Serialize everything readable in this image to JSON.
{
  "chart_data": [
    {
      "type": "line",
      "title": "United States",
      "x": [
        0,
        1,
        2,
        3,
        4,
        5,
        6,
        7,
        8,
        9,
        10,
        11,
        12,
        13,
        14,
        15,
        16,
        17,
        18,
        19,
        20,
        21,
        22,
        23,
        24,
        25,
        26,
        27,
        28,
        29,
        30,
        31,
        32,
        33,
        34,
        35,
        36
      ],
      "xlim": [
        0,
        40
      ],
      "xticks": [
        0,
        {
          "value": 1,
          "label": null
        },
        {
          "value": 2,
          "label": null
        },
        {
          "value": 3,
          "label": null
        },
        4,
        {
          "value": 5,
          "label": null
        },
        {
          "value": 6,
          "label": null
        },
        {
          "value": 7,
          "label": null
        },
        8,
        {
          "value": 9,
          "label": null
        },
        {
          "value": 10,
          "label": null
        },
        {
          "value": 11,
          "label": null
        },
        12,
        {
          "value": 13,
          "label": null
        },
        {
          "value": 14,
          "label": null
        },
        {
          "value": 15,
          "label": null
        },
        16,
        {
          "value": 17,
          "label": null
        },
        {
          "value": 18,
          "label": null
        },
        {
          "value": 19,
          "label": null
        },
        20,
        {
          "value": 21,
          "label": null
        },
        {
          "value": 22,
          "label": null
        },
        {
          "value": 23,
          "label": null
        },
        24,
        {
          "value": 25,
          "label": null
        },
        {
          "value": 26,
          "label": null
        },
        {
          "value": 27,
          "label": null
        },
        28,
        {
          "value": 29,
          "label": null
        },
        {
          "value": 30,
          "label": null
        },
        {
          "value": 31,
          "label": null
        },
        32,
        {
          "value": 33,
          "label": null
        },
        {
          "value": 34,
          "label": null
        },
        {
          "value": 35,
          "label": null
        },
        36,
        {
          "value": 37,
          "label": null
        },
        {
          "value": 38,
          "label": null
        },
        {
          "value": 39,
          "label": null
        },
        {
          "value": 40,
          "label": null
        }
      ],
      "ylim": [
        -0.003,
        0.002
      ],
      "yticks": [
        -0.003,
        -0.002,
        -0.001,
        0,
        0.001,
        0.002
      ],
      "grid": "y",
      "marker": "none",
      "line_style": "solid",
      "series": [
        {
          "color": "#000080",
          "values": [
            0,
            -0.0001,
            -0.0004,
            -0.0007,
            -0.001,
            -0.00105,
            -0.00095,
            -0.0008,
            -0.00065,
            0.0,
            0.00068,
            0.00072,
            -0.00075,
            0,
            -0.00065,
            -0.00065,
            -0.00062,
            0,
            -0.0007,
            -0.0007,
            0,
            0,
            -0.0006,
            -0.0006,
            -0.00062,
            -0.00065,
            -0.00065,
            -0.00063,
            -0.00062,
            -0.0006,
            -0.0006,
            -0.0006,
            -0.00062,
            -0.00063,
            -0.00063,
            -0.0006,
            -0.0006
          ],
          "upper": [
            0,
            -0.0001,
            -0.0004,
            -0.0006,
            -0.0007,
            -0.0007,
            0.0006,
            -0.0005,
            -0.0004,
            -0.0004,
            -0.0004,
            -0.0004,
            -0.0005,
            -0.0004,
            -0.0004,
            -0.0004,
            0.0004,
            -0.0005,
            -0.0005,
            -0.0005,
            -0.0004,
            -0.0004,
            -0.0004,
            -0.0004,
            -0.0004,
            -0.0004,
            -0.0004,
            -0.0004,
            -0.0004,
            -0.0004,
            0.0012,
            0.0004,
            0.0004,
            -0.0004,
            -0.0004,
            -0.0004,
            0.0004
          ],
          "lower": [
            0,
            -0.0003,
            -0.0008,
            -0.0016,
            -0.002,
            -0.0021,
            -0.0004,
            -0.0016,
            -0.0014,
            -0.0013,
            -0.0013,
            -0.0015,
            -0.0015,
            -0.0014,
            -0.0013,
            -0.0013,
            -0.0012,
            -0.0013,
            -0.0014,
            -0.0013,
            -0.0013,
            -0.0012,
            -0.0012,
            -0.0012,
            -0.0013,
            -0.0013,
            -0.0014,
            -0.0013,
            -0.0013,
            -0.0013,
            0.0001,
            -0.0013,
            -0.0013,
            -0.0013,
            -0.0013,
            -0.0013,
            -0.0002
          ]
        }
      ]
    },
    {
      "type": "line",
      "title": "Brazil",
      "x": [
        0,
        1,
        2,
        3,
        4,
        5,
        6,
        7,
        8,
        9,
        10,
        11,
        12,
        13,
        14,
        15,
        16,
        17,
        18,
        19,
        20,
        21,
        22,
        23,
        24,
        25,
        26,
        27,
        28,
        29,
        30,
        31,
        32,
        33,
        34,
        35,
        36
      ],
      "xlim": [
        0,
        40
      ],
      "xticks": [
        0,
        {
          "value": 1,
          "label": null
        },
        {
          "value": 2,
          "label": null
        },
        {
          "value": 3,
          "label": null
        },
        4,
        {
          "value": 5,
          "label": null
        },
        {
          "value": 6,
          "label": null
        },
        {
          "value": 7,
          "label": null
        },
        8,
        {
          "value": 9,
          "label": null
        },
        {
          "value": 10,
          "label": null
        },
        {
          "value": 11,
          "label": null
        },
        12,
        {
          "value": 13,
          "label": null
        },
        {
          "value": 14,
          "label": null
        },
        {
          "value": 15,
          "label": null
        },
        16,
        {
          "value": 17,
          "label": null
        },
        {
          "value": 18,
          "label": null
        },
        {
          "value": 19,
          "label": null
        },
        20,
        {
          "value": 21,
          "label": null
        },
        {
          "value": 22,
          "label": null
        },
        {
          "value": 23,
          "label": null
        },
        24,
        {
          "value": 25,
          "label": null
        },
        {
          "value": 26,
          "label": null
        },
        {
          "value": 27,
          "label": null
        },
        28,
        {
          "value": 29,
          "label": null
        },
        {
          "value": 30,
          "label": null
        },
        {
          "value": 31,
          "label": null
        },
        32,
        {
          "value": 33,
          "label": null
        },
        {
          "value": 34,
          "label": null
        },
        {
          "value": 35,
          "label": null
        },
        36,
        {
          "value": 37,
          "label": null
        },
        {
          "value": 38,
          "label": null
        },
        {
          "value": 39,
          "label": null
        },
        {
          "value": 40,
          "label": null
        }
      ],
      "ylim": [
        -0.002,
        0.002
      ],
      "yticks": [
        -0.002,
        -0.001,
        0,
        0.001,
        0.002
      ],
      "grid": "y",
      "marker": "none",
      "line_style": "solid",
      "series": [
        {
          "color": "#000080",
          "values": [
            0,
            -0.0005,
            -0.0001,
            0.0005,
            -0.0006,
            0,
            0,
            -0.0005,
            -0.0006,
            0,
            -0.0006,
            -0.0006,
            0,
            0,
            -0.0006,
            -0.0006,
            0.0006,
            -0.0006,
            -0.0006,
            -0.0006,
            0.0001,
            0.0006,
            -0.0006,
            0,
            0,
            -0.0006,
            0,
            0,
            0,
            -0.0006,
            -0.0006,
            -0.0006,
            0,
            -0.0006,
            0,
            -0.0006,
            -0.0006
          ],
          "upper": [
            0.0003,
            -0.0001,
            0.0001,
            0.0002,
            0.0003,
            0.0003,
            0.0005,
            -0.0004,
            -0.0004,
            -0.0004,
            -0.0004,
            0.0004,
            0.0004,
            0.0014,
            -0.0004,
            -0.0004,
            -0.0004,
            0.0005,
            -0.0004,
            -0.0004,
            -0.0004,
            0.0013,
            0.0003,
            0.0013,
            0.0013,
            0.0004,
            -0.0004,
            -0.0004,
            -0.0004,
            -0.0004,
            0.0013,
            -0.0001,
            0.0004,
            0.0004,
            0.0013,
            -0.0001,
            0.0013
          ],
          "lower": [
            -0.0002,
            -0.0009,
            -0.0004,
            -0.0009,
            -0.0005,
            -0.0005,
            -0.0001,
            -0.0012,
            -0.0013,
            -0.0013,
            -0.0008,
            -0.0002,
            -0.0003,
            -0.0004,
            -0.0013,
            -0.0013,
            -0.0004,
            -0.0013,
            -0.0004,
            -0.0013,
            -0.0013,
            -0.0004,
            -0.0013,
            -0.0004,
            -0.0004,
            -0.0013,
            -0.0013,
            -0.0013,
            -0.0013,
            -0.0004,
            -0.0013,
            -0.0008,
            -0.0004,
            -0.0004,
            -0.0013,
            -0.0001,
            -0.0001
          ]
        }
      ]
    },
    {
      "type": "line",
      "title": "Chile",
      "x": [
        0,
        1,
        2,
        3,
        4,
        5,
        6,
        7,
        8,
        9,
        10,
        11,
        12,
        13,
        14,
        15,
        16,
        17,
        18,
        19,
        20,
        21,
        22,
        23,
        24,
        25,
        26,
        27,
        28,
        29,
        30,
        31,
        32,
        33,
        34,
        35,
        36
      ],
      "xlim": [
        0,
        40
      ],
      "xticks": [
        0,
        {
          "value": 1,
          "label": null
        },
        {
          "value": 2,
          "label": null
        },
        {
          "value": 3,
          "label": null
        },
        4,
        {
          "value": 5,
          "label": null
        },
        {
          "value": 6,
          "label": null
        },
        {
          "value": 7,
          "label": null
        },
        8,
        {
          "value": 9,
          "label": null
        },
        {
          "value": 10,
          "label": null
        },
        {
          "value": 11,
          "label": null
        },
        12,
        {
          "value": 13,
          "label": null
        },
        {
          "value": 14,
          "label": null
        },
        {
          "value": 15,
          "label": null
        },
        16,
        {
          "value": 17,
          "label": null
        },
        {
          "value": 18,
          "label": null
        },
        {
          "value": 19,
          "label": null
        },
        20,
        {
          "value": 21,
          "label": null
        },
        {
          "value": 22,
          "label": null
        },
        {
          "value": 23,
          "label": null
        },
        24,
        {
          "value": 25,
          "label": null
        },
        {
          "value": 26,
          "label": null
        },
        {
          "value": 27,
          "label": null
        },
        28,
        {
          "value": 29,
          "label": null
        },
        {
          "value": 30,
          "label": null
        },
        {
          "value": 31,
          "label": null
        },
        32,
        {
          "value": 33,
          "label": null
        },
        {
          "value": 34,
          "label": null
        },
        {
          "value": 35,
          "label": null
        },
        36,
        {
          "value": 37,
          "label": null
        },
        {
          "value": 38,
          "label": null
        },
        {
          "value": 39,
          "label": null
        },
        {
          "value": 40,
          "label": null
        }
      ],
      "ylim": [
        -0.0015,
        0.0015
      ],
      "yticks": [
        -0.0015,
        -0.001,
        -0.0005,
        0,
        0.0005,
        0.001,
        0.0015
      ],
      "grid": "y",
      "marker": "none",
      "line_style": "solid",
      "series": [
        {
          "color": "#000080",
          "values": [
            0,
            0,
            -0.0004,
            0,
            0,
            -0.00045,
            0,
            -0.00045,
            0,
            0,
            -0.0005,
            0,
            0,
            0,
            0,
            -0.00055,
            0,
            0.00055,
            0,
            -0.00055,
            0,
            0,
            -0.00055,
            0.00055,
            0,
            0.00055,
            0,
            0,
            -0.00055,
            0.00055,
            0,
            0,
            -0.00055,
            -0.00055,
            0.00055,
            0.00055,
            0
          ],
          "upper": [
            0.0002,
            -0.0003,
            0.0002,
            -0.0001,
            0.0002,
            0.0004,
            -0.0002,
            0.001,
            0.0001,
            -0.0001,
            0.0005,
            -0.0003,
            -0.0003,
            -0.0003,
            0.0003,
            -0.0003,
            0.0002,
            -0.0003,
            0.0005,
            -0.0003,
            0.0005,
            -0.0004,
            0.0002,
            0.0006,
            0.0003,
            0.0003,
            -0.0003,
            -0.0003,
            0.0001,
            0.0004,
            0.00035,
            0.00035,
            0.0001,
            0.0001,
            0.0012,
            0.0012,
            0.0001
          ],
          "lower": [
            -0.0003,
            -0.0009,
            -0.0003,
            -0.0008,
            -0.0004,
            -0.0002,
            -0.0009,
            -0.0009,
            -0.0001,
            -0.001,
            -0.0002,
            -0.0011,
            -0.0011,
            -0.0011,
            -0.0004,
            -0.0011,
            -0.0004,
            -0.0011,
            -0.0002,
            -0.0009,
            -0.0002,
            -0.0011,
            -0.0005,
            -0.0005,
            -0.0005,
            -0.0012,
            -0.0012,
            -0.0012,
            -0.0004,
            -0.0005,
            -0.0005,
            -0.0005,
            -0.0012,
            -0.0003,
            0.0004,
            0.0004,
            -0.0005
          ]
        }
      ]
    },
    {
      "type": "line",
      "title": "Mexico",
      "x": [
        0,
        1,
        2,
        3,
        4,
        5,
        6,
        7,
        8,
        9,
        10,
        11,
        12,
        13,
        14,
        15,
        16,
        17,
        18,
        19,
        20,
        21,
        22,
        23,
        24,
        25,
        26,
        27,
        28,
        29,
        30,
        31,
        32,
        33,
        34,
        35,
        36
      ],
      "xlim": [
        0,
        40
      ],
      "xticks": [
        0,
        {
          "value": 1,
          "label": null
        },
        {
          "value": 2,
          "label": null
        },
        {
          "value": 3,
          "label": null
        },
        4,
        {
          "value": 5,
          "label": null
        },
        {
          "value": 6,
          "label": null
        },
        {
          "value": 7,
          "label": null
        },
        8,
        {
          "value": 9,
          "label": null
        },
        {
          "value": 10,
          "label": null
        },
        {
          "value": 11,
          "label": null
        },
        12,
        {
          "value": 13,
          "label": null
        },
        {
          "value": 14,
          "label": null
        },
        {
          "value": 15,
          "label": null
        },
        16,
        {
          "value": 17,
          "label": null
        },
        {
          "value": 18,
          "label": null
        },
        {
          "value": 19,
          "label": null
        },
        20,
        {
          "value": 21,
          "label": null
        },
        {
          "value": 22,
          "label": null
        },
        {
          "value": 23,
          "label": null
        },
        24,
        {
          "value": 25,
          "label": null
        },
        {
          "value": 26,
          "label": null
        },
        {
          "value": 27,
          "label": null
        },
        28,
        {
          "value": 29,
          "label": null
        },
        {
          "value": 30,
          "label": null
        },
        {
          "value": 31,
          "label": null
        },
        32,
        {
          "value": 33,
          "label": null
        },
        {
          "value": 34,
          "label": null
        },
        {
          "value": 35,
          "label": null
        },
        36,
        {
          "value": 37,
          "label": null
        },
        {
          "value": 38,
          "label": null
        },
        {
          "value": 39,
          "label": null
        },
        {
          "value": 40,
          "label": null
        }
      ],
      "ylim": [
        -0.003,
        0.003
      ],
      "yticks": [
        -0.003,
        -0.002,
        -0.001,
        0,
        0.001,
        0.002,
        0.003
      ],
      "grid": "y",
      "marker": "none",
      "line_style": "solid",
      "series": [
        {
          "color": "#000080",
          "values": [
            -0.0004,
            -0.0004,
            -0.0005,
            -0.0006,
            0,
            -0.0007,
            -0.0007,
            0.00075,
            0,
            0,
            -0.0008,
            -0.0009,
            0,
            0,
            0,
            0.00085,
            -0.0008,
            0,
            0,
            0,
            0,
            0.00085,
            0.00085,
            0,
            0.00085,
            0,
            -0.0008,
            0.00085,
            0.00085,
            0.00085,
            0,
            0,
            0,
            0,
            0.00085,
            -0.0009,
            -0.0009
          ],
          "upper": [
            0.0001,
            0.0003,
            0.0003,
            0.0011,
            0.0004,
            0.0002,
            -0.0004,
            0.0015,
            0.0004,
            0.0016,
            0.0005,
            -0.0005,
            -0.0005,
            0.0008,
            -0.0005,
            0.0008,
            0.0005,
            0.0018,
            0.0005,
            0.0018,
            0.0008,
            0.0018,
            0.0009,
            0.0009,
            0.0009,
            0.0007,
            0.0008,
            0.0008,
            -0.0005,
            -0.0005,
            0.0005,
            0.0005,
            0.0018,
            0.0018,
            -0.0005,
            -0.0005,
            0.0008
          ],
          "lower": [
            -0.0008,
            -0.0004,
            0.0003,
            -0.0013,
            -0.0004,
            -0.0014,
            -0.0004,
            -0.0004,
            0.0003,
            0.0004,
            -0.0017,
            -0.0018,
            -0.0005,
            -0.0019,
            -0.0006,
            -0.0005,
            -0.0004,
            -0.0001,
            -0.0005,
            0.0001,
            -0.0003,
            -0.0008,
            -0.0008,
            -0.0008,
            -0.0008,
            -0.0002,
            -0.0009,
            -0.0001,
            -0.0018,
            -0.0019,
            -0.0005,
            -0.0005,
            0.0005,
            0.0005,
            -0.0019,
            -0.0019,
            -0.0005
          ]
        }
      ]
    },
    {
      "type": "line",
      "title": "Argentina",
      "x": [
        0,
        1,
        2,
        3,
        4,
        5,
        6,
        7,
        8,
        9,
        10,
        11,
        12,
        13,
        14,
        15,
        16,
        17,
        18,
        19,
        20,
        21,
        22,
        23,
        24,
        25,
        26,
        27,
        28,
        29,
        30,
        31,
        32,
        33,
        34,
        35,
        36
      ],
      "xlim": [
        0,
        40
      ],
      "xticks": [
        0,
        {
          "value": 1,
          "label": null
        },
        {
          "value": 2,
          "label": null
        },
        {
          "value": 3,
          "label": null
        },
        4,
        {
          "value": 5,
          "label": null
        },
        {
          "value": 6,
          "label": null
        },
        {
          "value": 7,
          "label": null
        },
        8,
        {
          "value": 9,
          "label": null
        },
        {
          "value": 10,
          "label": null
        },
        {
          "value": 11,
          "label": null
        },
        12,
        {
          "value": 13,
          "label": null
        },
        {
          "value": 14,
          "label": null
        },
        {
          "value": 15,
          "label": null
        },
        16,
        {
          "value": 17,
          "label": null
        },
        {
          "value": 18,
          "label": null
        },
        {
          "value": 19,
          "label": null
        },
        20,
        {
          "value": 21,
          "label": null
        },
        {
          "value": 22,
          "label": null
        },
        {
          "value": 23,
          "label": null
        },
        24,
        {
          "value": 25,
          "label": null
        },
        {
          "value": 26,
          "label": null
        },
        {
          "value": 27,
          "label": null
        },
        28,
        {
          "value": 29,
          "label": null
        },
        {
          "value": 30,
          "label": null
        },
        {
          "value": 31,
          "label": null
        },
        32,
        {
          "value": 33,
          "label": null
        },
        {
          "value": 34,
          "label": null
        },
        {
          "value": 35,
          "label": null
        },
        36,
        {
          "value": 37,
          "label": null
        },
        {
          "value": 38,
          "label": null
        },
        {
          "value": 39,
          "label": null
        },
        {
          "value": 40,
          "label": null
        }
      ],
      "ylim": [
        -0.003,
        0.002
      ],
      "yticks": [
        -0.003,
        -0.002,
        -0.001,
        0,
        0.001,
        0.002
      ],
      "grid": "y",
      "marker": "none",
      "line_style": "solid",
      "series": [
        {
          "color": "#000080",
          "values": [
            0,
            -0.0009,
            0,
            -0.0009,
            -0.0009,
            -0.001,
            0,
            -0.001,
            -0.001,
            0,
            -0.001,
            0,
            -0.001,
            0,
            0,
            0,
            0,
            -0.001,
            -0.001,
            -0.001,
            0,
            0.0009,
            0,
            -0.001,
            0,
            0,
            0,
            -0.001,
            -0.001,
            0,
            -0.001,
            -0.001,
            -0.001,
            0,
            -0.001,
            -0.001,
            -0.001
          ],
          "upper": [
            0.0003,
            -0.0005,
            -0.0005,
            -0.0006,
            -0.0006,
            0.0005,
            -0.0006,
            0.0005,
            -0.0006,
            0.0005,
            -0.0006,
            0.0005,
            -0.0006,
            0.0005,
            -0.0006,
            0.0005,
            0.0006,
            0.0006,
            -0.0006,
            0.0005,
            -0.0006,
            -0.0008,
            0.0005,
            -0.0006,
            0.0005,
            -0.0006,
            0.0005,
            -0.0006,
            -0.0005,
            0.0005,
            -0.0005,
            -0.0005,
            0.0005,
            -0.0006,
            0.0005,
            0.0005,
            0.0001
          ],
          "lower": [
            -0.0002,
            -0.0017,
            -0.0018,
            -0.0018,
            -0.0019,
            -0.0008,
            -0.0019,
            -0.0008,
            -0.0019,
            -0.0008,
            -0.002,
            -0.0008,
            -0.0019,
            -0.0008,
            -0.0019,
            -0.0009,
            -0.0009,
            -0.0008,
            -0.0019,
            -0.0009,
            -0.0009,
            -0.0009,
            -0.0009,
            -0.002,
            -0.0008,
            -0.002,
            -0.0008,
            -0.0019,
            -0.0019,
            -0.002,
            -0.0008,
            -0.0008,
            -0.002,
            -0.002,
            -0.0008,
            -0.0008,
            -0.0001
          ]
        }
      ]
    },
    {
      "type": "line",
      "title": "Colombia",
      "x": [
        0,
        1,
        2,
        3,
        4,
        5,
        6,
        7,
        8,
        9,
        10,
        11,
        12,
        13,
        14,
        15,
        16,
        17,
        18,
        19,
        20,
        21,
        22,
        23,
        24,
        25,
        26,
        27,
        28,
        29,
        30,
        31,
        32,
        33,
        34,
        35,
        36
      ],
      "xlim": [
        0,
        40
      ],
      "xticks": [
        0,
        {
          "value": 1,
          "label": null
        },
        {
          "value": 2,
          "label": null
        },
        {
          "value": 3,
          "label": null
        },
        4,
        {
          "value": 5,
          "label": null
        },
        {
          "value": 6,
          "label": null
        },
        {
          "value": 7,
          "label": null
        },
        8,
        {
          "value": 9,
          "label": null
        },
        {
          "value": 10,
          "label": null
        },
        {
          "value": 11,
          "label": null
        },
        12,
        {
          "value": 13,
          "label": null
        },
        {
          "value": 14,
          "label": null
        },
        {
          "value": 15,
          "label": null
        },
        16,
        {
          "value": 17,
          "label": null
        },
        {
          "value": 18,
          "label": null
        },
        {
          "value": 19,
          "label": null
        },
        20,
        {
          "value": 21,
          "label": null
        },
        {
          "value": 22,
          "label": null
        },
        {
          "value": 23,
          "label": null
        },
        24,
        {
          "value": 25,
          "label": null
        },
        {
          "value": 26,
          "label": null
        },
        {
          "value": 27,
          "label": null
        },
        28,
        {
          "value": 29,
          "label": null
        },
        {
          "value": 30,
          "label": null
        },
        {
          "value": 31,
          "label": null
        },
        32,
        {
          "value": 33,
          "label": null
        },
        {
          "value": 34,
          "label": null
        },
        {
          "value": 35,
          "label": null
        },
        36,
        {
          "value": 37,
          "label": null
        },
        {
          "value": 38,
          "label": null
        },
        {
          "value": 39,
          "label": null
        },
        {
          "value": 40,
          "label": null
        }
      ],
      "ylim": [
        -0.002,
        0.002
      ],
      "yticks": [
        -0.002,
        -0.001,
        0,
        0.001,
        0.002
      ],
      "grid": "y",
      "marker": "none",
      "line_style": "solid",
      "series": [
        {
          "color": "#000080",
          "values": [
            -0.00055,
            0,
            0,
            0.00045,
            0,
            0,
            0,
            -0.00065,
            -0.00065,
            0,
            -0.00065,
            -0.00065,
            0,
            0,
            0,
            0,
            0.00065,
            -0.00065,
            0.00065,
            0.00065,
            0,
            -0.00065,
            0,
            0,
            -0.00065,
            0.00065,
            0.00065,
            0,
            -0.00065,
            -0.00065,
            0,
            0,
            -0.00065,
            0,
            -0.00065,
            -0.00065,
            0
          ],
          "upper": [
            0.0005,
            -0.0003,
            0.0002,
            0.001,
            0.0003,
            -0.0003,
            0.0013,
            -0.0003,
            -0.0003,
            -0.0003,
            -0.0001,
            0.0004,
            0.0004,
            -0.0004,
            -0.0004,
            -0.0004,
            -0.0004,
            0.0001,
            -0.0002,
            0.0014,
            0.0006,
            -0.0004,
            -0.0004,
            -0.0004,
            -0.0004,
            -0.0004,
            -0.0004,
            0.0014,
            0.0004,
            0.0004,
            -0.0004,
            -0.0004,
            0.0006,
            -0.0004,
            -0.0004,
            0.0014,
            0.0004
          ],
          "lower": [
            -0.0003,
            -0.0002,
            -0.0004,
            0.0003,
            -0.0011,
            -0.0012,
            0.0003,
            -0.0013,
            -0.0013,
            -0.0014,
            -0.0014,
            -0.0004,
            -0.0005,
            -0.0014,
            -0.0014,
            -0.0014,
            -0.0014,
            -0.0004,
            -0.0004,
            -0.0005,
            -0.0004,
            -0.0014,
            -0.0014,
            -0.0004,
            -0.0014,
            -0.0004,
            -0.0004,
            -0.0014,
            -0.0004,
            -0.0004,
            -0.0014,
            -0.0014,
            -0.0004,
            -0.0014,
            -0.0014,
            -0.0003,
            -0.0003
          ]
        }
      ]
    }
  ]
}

To be done
Each line in the data that holds the string "title" should be found and copied.

Complete response
      "title": "United States",
      "title": "Brazil",
      "title": "Chile",
      "title": "Mexico",
      "title": "Argentina",
      "title": "Colombia",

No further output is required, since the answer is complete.